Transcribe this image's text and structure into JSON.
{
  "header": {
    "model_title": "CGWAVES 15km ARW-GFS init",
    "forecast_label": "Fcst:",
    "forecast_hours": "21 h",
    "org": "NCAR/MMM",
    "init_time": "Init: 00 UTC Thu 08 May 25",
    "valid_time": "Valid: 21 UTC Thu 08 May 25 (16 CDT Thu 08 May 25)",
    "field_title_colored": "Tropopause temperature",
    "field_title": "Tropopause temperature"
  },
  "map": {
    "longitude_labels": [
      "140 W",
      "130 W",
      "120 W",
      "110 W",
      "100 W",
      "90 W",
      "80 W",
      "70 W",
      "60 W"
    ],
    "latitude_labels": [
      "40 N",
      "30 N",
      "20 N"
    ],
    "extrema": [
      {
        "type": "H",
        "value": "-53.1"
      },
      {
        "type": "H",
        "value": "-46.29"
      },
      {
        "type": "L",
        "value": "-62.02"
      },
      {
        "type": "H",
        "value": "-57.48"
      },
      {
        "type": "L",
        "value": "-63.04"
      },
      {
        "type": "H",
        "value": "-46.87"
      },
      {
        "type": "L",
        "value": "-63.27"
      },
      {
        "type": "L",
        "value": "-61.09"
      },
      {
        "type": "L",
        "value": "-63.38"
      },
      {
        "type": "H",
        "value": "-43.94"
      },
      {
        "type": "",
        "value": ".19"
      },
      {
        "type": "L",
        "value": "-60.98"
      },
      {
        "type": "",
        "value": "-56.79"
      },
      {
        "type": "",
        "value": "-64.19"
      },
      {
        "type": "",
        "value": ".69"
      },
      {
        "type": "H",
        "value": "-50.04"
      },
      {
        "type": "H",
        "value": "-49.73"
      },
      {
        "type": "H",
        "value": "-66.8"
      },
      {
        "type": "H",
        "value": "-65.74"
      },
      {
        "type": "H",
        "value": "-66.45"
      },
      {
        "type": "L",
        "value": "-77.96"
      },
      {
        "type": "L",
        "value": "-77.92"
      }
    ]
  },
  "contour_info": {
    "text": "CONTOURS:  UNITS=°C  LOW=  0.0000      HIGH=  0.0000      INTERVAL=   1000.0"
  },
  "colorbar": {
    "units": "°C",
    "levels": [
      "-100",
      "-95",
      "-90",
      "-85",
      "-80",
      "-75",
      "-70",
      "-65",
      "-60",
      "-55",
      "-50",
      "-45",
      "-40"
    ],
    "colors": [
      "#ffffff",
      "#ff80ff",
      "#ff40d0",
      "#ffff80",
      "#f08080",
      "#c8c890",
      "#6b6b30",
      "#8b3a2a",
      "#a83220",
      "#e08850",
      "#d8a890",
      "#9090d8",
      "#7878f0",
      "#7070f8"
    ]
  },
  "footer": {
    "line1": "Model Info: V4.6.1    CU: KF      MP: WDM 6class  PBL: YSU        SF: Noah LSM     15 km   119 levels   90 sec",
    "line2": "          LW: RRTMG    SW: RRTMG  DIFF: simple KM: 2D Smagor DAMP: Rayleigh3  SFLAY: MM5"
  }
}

*INSTRUCTIONS TO FOLLOW*. Working from the entries above, return all lines that contain "levels".

*REPLY TO THE TASK*.
    "levels": [
    "line1": "Model Info: V4.6.1    CU: KF      MP: WDM 6class  PBL: YSU        SF: Noah LSM     15 km   119 levels   90 sec",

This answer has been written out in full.